Copy each line of the entries that contains the word "components".

***** RECORDS SHOWN

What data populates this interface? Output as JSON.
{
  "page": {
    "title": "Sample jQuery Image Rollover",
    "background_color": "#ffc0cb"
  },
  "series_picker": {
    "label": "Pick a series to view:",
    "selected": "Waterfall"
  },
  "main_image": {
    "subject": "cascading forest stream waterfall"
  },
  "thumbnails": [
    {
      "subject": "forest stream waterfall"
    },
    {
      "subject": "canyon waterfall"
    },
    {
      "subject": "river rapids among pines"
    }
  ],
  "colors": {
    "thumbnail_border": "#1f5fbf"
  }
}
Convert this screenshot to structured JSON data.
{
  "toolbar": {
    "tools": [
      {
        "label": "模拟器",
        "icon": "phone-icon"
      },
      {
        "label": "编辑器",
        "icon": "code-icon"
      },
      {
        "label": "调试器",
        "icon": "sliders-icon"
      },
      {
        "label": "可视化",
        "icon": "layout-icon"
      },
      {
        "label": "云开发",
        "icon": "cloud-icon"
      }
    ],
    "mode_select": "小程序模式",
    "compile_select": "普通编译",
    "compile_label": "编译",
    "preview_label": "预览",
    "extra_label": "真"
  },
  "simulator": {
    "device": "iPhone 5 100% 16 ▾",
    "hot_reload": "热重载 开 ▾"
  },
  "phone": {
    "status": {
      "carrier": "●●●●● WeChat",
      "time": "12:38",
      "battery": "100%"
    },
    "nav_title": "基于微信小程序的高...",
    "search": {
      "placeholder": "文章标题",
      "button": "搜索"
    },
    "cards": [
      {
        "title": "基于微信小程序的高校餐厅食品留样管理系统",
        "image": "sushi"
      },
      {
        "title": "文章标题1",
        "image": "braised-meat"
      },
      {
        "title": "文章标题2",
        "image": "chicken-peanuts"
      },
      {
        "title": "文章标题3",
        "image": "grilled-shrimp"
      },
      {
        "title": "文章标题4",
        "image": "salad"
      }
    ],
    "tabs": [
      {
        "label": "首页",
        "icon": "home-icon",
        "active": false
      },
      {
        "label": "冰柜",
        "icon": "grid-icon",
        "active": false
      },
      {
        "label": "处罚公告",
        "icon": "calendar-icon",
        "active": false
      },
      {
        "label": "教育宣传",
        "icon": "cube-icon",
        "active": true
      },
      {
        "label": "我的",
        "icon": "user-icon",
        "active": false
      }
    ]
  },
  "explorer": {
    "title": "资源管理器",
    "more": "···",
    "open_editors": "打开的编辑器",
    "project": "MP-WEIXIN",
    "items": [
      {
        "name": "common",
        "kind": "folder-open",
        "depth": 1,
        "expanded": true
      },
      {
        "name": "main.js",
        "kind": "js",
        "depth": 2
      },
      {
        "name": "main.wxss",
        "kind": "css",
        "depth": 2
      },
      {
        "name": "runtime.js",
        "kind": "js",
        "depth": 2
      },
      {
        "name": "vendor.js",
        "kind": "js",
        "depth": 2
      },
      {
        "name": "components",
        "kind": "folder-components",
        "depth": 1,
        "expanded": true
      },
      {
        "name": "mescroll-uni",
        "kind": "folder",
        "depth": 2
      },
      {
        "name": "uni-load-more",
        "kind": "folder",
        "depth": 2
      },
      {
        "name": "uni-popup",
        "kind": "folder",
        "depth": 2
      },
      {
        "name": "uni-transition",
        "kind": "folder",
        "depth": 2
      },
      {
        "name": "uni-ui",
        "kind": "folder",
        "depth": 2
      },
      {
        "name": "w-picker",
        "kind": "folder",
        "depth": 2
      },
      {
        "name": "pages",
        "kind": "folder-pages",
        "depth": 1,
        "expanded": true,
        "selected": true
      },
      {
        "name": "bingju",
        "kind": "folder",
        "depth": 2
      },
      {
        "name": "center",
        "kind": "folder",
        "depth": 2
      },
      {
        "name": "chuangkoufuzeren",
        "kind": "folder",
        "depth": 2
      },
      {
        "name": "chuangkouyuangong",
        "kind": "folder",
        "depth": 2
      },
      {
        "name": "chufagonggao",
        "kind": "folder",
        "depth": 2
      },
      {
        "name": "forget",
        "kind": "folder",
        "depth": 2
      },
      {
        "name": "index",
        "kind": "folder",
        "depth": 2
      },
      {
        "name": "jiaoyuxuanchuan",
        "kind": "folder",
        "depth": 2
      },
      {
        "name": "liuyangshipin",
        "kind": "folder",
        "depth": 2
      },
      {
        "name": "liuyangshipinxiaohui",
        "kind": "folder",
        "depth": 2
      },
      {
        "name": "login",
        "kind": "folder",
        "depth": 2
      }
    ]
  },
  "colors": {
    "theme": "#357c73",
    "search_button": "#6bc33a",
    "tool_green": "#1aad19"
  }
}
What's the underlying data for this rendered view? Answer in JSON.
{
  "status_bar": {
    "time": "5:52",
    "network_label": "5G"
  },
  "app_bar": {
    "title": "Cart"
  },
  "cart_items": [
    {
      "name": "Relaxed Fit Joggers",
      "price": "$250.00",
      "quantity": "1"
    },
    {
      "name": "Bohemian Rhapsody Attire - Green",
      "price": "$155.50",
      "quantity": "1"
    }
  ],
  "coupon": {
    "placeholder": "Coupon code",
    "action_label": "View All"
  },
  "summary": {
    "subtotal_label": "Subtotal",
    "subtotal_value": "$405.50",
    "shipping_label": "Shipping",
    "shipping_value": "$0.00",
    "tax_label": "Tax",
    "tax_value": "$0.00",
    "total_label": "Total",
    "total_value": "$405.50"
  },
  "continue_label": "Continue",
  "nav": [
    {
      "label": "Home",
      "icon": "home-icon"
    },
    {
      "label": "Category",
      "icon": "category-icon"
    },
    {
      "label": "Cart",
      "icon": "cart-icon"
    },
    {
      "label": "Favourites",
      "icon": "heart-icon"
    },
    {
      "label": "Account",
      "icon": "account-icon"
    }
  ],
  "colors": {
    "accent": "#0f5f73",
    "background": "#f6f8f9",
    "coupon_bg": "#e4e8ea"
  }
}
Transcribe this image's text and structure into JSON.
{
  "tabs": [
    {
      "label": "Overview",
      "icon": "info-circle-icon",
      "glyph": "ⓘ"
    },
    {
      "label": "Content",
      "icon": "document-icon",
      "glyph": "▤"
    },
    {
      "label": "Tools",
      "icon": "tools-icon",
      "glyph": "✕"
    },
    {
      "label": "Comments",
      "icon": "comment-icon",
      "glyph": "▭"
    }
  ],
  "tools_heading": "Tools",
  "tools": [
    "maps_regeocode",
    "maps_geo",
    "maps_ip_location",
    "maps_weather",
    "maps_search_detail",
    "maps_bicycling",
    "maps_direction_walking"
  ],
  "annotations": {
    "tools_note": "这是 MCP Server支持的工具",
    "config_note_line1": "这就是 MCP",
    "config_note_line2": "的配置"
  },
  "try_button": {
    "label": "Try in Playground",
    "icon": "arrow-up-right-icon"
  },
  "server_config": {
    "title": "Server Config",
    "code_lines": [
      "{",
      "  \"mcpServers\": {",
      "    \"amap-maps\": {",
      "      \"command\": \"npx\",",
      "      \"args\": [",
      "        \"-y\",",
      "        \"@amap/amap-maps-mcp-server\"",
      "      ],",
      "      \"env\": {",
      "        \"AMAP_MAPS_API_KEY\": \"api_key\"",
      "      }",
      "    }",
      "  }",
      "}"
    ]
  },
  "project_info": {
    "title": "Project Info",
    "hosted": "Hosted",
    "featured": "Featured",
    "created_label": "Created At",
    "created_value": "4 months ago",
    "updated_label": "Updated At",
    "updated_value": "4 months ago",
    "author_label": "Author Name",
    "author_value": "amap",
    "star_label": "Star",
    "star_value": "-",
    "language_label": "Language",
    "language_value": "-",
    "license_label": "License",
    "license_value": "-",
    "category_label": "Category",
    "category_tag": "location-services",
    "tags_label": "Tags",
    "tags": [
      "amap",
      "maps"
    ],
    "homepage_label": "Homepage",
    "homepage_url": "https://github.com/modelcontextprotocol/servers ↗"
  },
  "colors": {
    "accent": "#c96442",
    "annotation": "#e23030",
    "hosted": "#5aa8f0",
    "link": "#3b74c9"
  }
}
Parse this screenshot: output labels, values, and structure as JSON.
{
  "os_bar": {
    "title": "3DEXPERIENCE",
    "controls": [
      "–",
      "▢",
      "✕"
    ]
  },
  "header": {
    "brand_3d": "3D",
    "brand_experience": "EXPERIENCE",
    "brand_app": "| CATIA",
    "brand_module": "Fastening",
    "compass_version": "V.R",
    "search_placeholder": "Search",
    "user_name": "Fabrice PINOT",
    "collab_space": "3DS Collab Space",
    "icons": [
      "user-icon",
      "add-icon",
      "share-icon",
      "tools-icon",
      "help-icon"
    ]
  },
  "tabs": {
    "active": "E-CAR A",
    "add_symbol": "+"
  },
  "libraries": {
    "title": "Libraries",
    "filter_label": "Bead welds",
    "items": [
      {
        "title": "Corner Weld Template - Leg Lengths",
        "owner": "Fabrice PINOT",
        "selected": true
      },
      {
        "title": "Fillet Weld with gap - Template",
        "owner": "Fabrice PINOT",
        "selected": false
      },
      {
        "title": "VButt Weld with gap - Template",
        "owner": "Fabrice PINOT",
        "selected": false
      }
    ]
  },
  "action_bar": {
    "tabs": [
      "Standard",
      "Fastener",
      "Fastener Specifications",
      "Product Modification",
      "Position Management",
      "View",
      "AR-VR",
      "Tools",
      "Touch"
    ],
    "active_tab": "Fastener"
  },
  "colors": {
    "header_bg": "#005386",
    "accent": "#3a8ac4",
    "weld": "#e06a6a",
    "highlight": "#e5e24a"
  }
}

**********

*SOLUTION FOR THIS TASK:*
        "name": "components",
        "kind": "folder-components",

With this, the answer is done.